§ Stated exercise
The entries that follow should be written out exactly.

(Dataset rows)
----------

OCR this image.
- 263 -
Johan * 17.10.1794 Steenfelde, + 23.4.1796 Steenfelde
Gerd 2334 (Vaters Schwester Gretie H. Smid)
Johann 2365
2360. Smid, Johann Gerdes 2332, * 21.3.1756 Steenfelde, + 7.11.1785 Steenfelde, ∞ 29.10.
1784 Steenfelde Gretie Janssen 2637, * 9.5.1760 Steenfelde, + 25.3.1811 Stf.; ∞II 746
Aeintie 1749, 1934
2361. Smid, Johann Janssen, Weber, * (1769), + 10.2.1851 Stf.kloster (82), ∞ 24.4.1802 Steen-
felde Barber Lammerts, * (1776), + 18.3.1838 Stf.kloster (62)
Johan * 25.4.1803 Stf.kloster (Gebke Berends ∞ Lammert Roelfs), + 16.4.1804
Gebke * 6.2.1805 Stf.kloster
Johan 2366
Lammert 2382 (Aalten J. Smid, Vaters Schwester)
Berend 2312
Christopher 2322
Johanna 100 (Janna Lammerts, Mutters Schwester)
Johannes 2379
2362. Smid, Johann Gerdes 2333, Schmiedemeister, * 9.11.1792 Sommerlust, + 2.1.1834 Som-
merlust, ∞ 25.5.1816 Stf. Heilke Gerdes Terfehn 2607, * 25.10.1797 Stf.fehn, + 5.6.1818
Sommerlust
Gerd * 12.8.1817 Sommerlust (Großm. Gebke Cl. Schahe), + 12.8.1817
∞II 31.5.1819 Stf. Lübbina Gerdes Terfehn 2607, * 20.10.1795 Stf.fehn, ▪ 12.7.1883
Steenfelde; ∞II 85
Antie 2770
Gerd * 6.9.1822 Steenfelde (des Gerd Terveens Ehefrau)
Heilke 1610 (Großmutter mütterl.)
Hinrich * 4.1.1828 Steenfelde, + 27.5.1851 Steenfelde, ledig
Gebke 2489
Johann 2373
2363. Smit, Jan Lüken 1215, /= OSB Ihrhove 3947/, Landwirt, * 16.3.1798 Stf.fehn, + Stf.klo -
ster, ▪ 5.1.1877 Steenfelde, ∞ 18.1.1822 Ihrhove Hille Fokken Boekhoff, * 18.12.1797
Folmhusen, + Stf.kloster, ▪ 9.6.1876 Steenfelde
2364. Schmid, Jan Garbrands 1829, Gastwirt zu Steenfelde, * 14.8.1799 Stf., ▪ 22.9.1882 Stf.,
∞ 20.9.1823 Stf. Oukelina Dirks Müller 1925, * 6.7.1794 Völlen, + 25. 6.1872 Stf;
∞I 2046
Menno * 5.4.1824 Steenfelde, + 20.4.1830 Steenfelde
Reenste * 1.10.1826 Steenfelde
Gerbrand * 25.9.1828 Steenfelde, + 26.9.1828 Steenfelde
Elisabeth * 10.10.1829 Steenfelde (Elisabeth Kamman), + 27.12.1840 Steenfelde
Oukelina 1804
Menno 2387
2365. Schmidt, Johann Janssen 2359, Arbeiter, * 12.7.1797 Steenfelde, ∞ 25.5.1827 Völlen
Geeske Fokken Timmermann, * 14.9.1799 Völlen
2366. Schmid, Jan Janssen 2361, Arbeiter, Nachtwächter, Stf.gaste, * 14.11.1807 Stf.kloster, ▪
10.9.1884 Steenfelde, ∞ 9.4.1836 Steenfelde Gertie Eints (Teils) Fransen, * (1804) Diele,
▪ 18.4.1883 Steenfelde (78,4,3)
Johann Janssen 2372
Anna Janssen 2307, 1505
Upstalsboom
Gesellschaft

----------

§ Expected output
OCR this image.
- 263 -
Johan * 17.10.1794 Steenfelde, + 23.4.1796 Steenfelde
Gerd 2334 (Vaters Schwester Gretie H. Smid)
Johann 2365
2360. Smid, Johann Gerdes 2332, * 21.3.1756 Steenfelde, + 7.11.1785 Steenfelde, ∞ 29.10.
1784 Steenfelde Gretie Janssen 2637, * 9.5.1760 Steenfelde, + 25.3.1811 Stf.; ∞II 746
Aeintie 1749, 1934
2361. Smid, Johann Janssen, Weber, * (1769), + 10.2.1851 Stf.kloster (82), ∞ 24.4.1802 Steen-
felde Barber Lammerts, * (1776), + 18.3.1838 Stf.kloster (62)
Johan * 25.4.1803 Stf.kloster (Gebke Berends ∞ Lammert Roelfs), + 16.4.1804
Gebke * 6.2.1805 Stf.kloster
Johan 2366
Lammert 2382 (Aalten J. Smid, Vaters Schwester)
Berend 2312
Christopher 2322
Johanna 100 (Janna Lammerts, Mutters Schwester)
Johannes 2379
2362. Smid, Johann Gerdes 2333, Schmiedemeister, * 9.11.1792 Sommerlust, + 2.1.1834 Som-
merlust, ∞ 25.5.1816 Stf. Heilke Gerdes Terfehn 2607, * 25.10.1797 Stf.fehn, + 5.6.1818
Sommerlust
Gerd * 12.8.1817 Sommerlust (Großm. Gebke Cl. Schahe), + 12.8.1817
∞II 31.5.1819 Stf. Lübbina Gerdes Terfehn 2607, * 20.10.1795 Stf.fehn, ▪ 12.7.1883
Steenfelde; ∞II 85
Antie 2770
Gerd * 6.9.1822 Steenfelde (des Gerd Terveens Ehefrau)
Heilke 1610 (Großmutter mütterl.)
Hinrich * 4.1.1828 Steenfelde, + 27.5.1851 Steenfelde, ledig
Gebke 2489
Johann 2373
2363. Smit, Jan Lüken 1215, /= OSB Ihrhove 3947/, Landwirt, * 16.3.1798 Stf.fehn, + Stf.klo -
ster, ▪ 5.1.1877 Steenfelde, ∞ 18.1.1822 Ihrhove Hille Fokken Boekhoff, * 18.12.1797
Folmhusen, + Stf.kloster, ▪ 9.6.1876 Steenfelde
2364. Schmid, Jan Garbrands 1829, Gastwirt zu Steenfelde, * 14.8.1799 Stf., ▪ 22.9.1882 Stf.,
∞ 20.9.1823 Stf. Oukelina Dirks Müller 1925, * 6.7.1794 Völlen, + 25. 6.1872 Stf;
∞I 2046
Menno * 5.4.1824 Steenfelde, + 20.4.1830 Steenfelde
Reenste * 1.10.1826 Steenfelde
Gerbrand * 25.9.1828 Steenfelde, + 26.9.1828 Steenfelde
Elisabeth * 10.10.1829 Steenfelde (Elisabeth Kamman), + 27.12.1840 Steenfelde
Oukelina 1804
Menno 2387
2365. Schmidt, Johann Janssen 2359, Arbeiter, * 12.7.1797 Steenfelde, ∞ 25.5.1827 Völlen
Geeske Fokken Timmermann, * 14.9.1799 Völlen
2366. Schmid, Jan Janssen 2361, Arbeiter, Nachtwächter, Stf.gaste, * 14.11.1807 Stf.kloster, ▪
10.9.1884 Steenfelde, ∞ 9.4.1836 Steenfelde Gertie Eints (Teils) Fransen, * (1804) Diele,
▪ 18.4.1883 Steenfelde (78,4,3)
Johann Janssen 2372
Anna Janssen 2307, 1505
Upstalsboom
Gesellschaft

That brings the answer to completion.